## Data section
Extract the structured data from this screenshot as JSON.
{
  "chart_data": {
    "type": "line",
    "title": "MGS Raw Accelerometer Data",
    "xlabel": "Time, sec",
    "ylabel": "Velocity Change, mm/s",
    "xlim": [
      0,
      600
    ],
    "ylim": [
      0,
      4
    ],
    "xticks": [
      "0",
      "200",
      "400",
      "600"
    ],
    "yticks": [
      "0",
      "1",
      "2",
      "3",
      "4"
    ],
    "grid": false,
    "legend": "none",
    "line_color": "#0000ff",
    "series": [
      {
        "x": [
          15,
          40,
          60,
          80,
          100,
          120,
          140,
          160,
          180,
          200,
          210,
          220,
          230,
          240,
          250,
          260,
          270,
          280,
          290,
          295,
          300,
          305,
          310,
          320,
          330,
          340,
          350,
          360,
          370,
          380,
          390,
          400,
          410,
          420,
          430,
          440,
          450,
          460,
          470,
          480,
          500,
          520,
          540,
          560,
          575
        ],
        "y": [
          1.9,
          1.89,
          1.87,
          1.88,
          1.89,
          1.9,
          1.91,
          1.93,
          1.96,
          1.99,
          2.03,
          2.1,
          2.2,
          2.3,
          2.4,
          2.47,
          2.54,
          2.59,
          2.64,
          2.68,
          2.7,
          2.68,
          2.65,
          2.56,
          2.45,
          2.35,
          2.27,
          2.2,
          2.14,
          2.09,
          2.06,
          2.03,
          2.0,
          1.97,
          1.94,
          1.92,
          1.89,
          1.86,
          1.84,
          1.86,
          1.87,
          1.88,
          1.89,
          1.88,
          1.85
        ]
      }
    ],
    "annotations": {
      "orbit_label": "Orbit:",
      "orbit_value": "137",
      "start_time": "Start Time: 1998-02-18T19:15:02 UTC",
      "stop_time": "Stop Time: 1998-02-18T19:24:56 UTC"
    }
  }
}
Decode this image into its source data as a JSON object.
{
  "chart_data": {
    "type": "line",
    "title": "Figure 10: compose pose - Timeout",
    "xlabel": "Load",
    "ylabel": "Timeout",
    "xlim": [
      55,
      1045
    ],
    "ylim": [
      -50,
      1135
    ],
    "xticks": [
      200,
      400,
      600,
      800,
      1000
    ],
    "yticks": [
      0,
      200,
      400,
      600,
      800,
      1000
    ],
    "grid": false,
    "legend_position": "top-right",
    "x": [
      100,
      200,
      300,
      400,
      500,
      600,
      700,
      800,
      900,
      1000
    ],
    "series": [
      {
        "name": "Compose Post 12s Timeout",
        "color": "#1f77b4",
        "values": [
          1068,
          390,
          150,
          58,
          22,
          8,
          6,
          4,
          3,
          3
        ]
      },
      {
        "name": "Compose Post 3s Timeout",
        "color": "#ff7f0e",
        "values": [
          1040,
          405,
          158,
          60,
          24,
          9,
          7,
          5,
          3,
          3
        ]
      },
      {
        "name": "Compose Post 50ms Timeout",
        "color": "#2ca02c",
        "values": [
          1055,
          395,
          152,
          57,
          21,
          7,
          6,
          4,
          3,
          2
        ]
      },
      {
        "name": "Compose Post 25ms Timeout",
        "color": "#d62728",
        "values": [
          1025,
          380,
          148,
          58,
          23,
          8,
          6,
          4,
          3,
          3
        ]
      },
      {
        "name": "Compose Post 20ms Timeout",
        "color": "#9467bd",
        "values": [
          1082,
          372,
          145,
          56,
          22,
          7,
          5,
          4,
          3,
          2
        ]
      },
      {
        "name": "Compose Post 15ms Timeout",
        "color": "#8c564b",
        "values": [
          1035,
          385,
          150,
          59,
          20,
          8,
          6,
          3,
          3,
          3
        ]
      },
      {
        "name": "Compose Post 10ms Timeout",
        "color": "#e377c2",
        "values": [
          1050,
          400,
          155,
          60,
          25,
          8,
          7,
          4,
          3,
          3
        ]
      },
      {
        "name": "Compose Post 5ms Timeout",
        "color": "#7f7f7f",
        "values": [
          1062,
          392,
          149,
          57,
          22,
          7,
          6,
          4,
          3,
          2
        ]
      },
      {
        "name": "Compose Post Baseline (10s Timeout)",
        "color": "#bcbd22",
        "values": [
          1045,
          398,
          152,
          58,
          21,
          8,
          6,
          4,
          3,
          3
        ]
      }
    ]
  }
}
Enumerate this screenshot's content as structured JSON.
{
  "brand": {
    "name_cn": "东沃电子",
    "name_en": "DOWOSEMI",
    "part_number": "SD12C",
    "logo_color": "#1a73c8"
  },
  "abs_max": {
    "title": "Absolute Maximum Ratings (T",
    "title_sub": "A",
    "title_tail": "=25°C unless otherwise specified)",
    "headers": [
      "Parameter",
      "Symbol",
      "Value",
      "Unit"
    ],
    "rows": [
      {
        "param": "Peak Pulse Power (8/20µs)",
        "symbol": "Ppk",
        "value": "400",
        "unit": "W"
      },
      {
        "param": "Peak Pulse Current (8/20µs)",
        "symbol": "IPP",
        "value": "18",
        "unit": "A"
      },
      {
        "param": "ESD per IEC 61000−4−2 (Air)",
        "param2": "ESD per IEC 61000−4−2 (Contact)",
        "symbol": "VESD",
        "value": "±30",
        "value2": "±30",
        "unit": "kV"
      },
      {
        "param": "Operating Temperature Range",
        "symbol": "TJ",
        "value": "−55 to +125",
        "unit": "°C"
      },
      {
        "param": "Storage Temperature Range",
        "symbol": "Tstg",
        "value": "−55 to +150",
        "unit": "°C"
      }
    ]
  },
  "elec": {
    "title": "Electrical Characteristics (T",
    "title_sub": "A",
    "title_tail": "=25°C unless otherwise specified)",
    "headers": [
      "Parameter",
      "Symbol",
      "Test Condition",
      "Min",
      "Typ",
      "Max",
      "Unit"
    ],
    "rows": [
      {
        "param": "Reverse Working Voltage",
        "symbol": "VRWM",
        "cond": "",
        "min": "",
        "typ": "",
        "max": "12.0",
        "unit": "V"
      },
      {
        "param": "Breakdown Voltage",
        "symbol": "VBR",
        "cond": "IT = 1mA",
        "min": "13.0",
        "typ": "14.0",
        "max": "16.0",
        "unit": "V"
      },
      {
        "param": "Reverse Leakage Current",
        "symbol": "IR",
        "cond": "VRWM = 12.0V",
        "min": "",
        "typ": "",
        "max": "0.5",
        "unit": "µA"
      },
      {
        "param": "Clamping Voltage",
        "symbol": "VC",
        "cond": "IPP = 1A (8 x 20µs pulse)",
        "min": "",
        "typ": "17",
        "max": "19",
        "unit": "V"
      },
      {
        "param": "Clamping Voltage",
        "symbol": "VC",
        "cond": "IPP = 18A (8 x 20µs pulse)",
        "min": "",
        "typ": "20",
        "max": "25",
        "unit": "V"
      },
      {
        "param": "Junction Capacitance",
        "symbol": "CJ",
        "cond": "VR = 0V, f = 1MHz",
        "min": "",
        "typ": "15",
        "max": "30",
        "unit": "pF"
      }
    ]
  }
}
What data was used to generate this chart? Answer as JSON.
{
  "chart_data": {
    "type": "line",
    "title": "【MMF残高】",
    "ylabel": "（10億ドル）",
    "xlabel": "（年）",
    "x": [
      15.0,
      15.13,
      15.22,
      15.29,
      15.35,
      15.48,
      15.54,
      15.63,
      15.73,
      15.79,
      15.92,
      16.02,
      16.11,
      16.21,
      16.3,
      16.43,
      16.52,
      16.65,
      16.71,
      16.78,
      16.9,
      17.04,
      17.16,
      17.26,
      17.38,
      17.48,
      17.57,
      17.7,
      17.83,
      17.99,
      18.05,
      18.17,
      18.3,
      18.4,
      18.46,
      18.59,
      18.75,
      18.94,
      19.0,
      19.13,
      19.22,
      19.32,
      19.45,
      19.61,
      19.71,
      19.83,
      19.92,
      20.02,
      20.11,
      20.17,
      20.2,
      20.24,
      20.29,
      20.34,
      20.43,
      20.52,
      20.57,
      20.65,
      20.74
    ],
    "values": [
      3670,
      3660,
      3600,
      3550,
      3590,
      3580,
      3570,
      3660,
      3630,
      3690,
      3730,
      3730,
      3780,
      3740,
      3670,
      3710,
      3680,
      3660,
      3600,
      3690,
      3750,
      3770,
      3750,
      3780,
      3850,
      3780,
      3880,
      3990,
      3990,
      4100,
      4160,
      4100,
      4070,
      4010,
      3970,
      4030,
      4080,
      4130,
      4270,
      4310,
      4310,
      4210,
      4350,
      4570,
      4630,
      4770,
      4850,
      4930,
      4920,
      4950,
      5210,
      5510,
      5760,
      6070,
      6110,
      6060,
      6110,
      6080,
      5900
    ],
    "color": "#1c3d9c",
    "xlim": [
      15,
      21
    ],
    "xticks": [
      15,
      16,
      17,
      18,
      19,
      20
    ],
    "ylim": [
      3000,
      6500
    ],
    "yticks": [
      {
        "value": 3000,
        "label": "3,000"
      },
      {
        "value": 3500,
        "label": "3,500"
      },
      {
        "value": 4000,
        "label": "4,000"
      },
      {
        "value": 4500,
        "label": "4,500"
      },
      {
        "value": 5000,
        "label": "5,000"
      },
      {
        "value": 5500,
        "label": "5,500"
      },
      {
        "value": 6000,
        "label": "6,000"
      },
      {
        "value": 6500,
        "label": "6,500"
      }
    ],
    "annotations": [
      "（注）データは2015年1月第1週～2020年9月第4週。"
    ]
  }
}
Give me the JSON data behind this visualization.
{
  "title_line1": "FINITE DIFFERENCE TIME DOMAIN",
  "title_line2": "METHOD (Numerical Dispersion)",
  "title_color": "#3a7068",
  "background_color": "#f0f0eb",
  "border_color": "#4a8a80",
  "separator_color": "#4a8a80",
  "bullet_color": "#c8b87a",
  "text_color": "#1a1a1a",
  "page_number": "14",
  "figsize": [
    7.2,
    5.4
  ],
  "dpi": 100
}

## Given task
Each line of the material that holds the string "screenshot" counts once; give the total alone.

## Task output
2